▸ **Exercise directions**
Scan the material for the word "right", and copy each line where it shows up.

▸ **Data section**
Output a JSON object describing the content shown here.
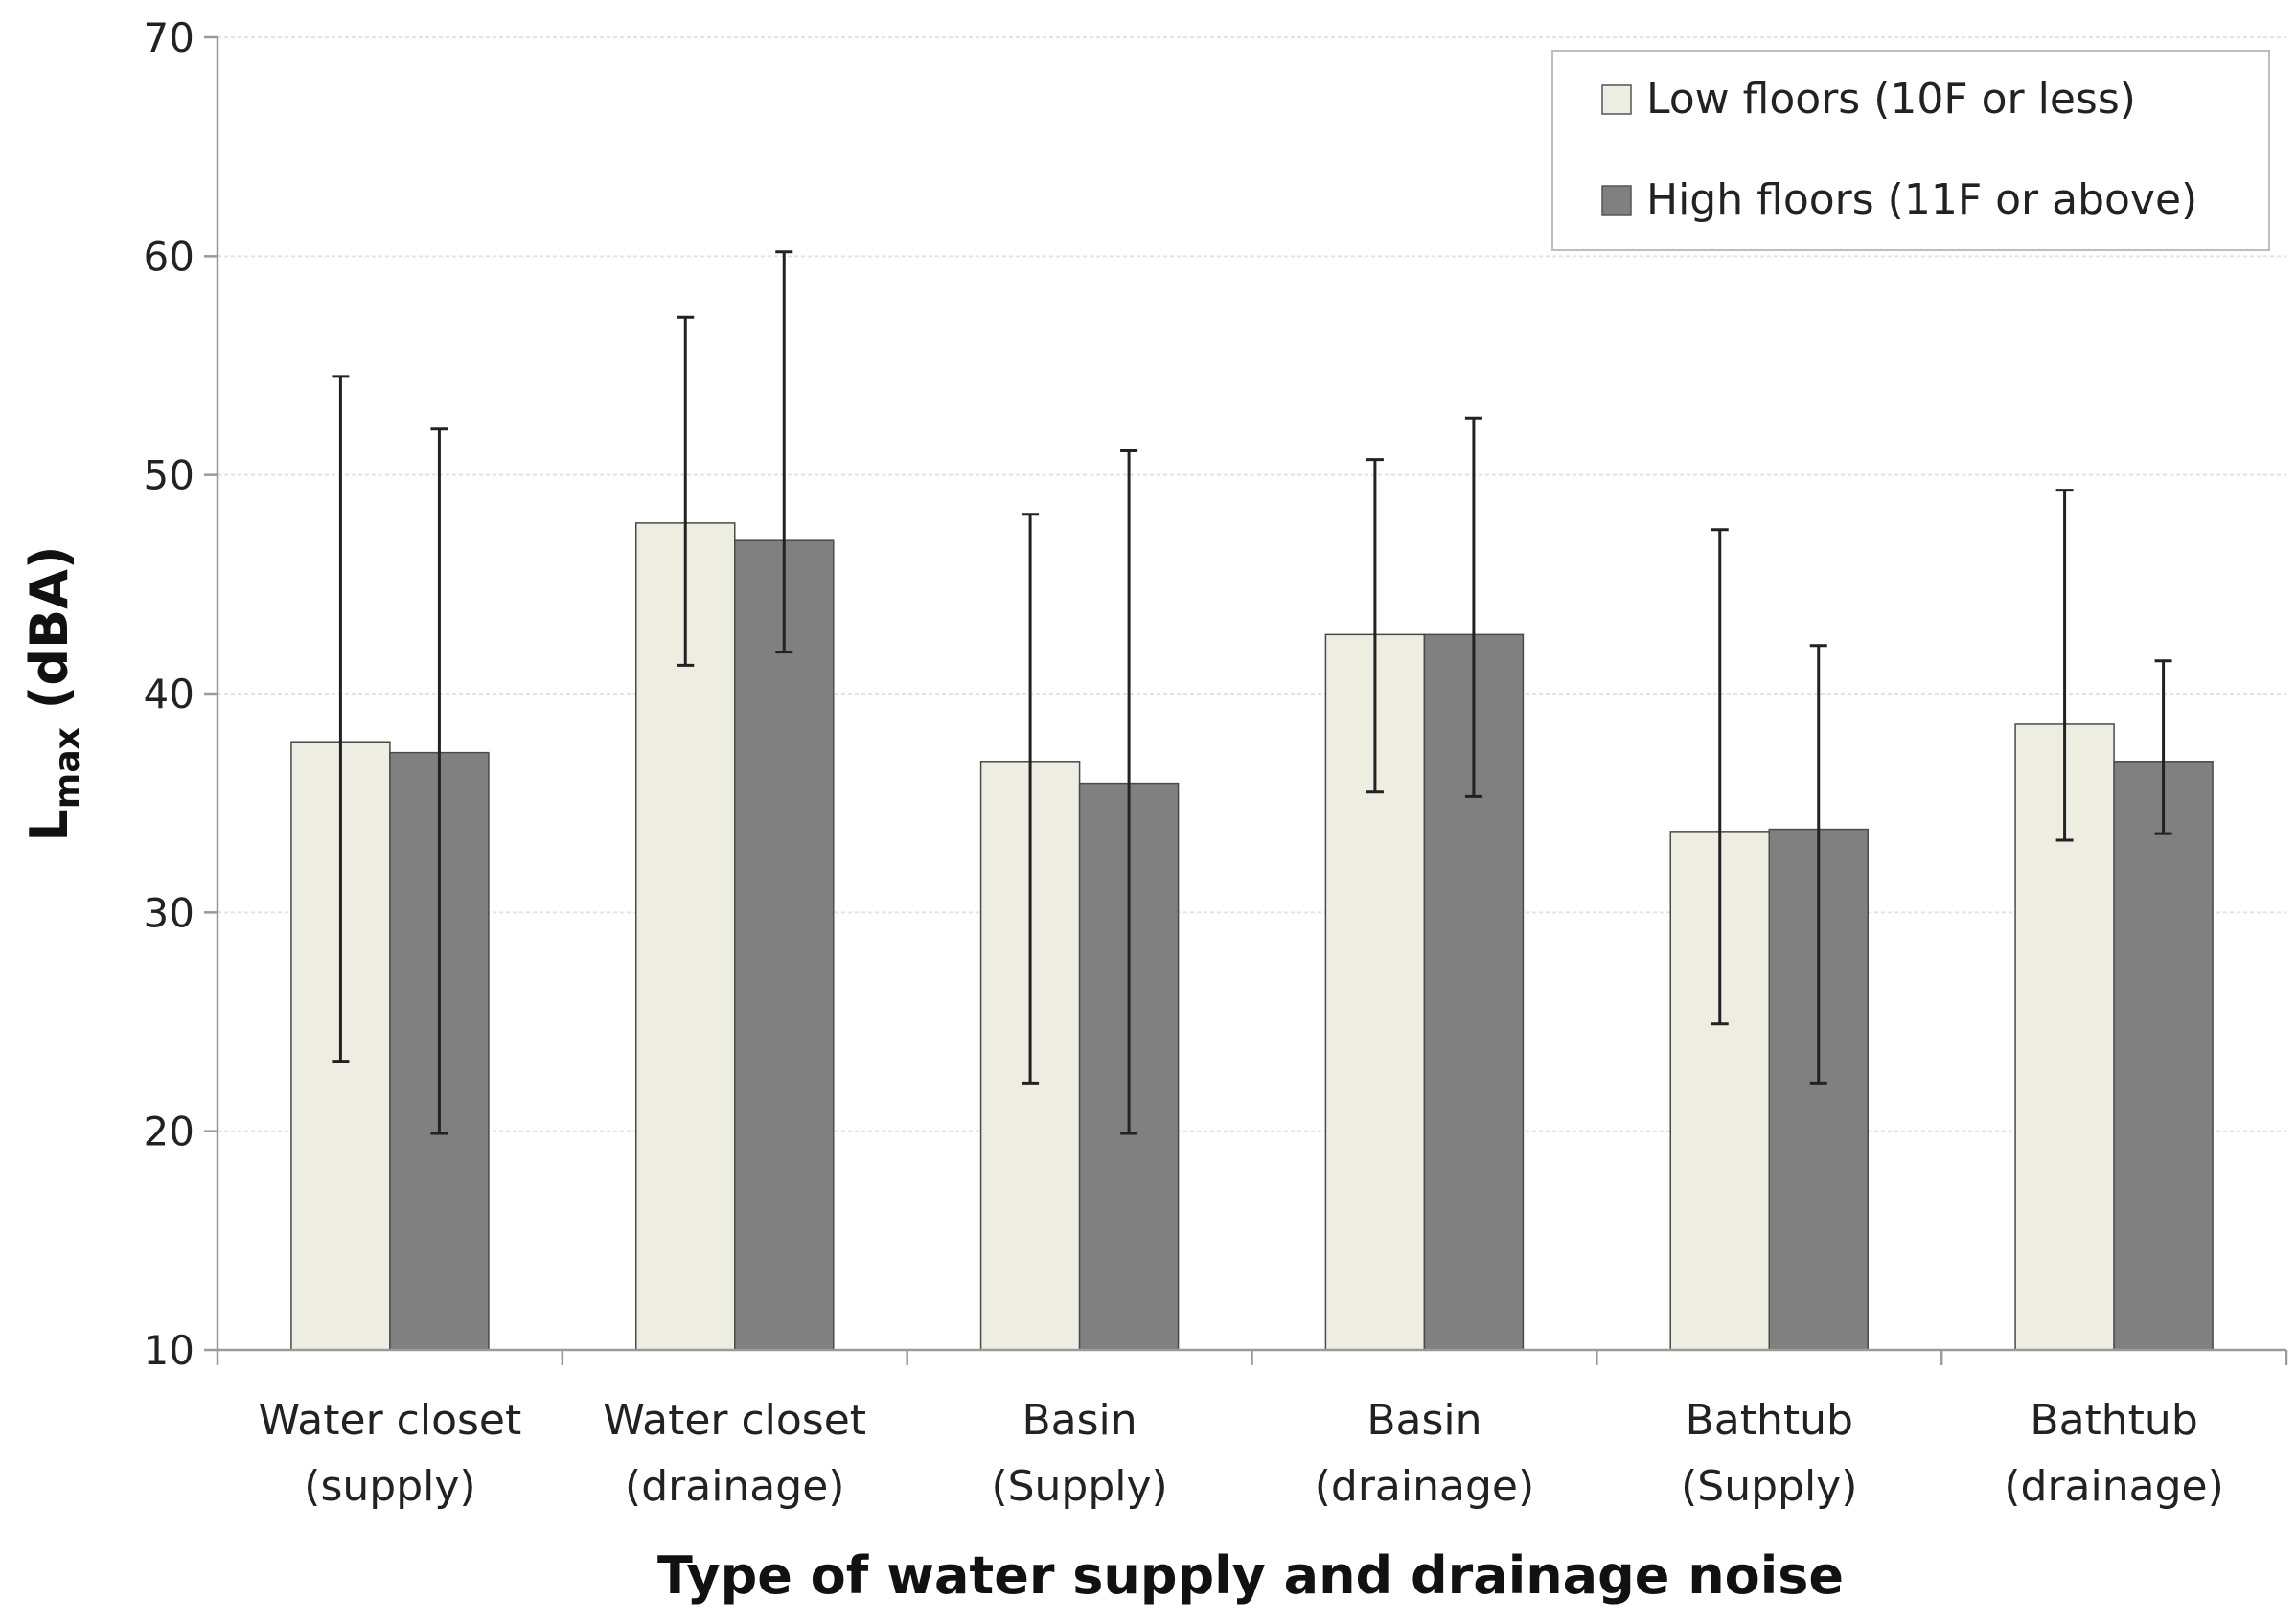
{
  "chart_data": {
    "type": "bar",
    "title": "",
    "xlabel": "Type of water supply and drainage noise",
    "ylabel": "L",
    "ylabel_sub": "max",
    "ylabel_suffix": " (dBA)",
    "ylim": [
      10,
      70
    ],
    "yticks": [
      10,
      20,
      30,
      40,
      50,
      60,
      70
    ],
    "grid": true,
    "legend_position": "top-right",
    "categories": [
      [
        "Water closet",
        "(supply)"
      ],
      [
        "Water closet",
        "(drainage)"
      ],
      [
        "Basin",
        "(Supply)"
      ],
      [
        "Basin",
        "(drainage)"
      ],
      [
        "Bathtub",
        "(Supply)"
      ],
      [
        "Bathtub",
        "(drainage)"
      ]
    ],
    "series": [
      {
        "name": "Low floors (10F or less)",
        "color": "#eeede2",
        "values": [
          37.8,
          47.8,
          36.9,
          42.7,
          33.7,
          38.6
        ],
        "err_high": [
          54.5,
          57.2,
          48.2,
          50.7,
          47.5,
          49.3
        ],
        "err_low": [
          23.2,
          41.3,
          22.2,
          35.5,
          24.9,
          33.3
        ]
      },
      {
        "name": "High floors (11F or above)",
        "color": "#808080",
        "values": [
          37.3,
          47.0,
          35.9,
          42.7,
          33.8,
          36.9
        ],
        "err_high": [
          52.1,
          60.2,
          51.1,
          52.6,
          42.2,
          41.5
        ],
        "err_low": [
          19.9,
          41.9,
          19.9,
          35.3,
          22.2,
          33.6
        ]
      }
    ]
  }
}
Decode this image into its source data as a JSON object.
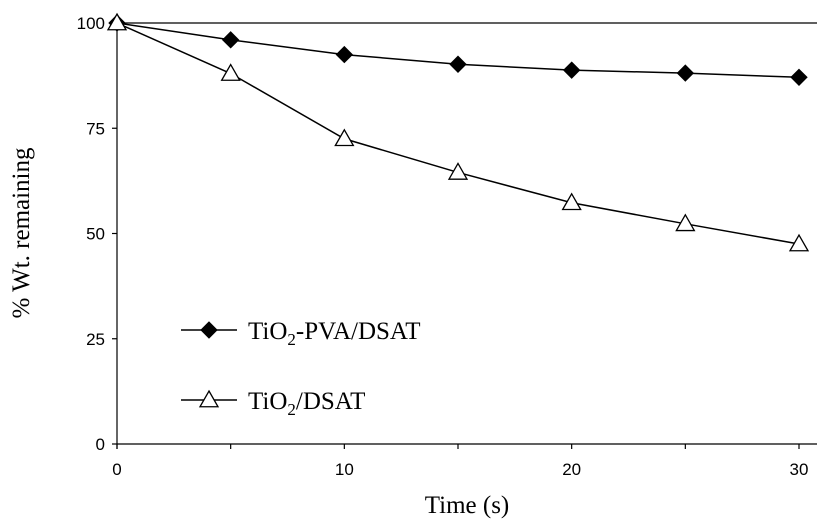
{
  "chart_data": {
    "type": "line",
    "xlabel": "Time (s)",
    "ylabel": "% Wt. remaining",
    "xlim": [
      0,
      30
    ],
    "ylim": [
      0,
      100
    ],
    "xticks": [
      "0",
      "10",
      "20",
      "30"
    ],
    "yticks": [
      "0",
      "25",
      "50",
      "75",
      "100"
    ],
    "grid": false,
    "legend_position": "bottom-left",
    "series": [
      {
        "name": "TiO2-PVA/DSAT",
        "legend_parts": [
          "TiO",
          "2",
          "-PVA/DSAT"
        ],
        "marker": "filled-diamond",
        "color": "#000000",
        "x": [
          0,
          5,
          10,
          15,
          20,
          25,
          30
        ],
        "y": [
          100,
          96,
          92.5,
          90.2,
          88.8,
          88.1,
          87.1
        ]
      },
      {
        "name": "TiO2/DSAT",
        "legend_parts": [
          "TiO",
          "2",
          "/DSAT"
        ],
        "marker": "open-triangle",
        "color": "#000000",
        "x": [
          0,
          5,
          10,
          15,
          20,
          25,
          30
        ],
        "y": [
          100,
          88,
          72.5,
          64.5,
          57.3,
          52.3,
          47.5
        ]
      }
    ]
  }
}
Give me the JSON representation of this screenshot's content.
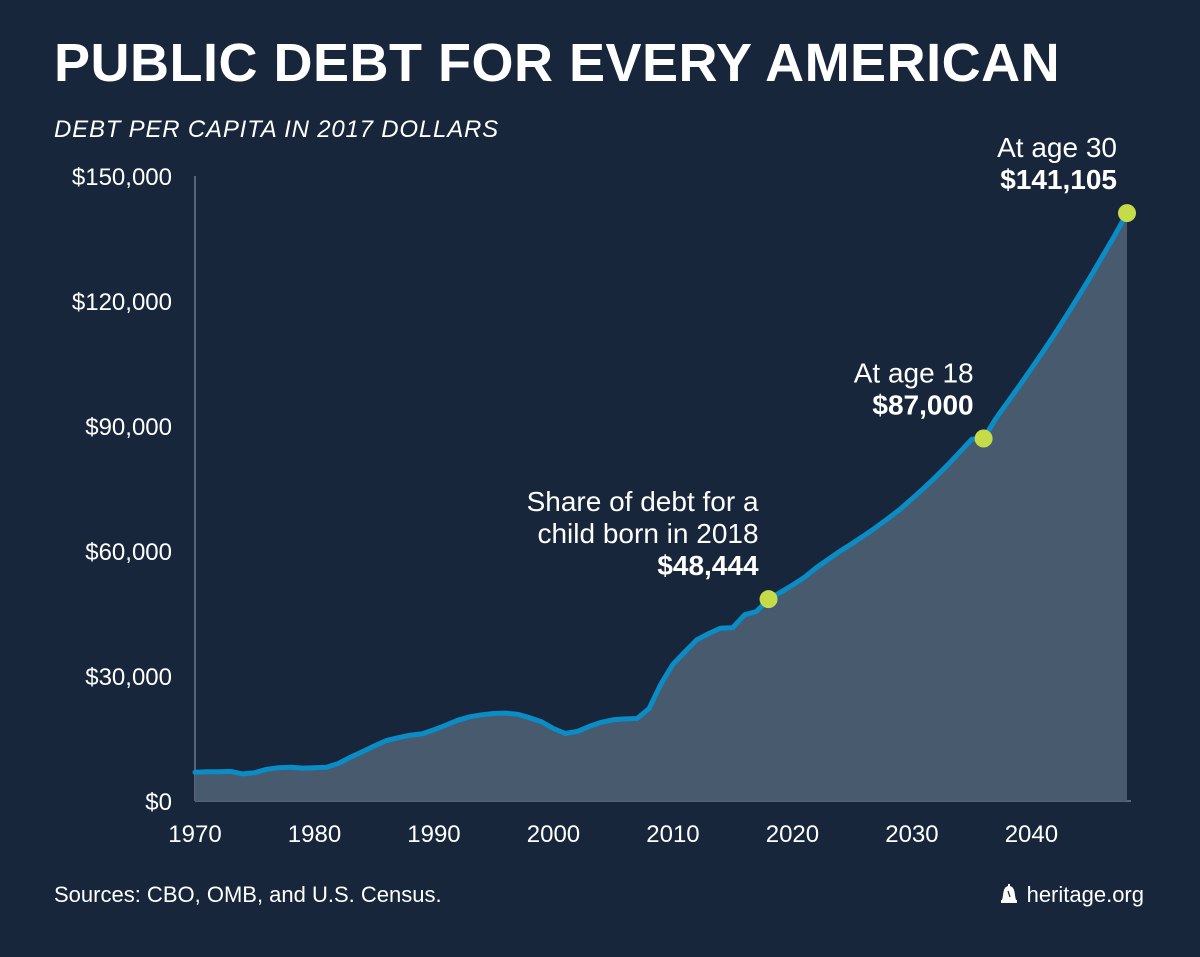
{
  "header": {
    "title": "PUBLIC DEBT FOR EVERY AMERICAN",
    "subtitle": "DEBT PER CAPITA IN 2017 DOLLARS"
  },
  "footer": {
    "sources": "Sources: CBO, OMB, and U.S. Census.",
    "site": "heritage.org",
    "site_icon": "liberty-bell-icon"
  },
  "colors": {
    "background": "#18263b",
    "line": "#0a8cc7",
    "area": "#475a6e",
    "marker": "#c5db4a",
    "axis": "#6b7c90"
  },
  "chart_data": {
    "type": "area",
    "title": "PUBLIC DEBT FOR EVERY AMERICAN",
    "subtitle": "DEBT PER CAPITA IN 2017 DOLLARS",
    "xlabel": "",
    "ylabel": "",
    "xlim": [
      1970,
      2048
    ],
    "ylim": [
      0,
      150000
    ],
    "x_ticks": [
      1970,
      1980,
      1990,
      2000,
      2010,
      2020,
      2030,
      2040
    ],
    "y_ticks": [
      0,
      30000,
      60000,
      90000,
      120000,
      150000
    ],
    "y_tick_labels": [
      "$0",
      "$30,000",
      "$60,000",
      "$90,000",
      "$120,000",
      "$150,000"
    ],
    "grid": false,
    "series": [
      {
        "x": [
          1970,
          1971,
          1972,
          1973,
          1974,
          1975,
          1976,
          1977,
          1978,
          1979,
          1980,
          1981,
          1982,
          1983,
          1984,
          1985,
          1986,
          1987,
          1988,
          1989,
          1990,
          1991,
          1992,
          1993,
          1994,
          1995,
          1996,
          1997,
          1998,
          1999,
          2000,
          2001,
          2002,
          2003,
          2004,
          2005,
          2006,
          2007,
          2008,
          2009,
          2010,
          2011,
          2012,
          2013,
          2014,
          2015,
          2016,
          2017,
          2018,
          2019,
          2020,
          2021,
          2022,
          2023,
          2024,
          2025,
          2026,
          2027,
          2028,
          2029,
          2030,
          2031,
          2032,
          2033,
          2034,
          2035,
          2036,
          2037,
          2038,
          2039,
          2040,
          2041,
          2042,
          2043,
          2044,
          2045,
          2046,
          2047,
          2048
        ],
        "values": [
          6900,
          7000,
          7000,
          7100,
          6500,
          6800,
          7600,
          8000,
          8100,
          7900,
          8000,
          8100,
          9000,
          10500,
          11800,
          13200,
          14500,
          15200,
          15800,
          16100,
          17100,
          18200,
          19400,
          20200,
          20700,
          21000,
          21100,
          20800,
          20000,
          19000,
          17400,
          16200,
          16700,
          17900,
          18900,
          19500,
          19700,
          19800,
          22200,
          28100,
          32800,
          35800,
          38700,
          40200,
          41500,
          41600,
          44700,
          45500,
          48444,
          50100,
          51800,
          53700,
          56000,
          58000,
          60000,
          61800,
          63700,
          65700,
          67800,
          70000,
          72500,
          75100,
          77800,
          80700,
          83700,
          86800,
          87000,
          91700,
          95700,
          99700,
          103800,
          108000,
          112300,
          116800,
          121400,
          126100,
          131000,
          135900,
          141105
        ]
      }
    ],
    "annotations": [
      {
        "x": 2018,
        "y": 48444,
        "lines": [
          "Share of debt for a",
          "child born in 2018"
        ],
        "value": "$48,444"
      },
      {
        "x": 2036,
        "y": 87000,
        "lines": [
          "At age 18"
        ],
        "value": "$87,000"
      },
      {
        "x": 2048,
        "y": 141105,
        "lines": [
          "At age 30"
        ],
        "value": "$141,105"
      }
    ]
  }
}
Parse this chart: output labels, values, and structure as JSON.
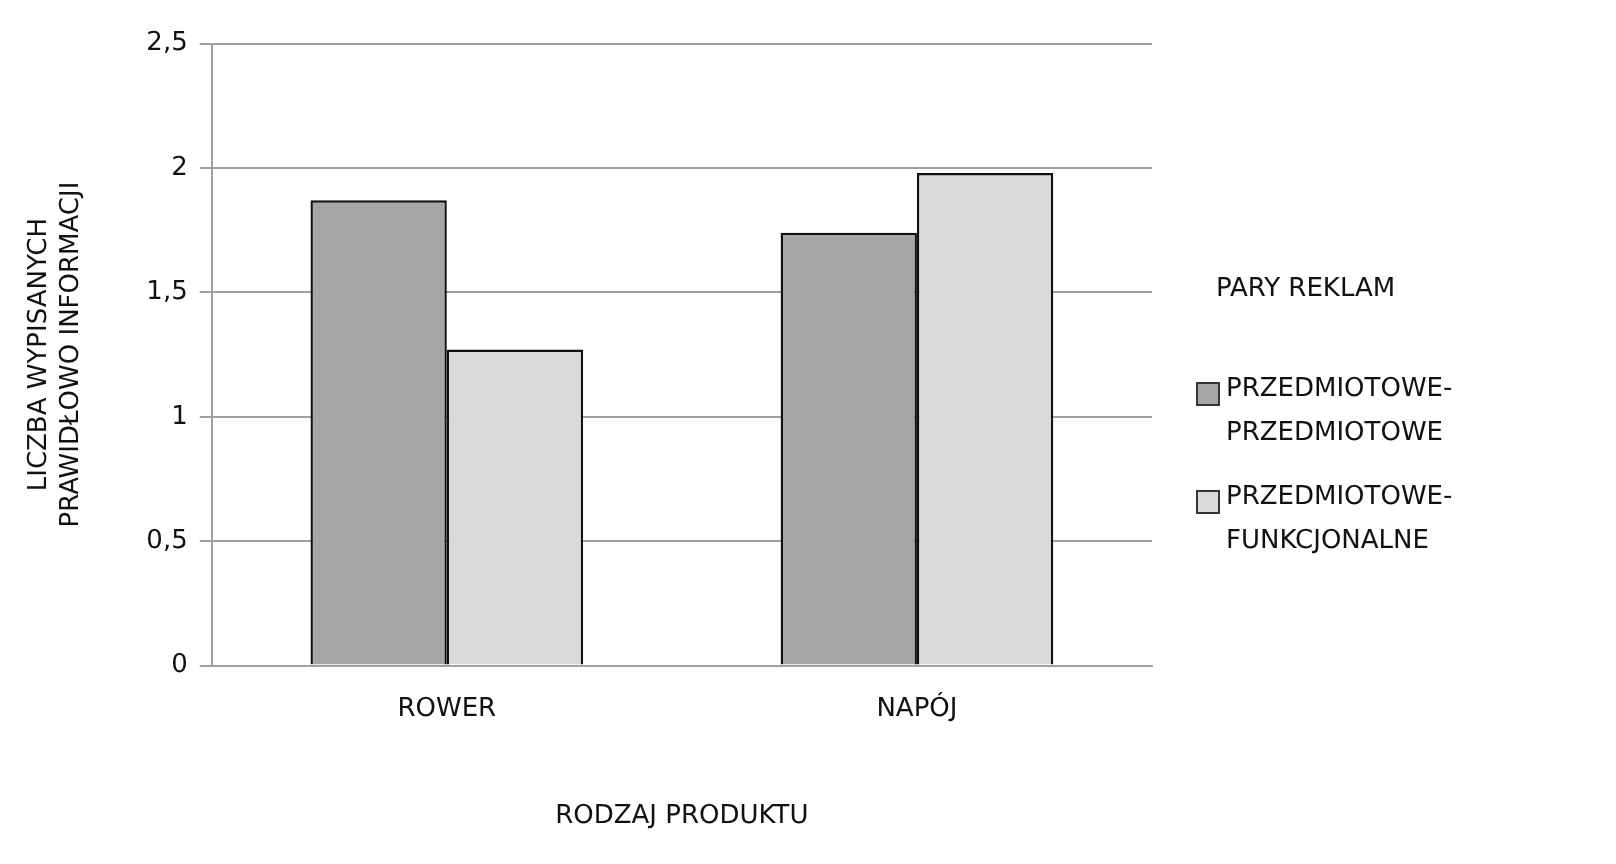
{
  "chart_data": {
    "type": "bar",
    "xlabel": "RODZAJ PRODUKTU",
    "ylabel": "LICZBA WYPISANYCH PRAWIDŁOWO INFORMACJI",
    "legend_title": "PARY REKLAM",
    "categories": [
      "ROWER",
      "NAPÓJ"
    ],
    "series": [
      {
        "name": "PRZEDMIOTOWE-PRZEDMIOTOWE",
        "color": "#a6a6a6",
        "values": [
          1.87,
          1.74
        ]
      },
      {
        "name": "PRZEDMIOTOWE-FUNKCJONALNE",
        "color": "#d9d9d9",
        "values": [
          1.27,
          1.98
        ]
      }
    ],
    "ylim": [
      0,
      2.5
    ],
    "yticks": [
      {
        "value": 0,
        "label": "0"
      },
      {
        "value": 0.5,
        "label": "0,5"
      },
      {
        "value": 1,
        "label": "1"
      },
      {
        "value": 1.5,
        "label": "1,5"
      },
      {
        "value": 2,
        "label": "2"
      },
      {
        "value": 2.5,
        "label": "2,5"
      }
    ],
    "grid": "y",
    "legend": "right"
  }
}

▸ **Output of the exercise**
    "legend_position": "top-right",
    "legend": "right"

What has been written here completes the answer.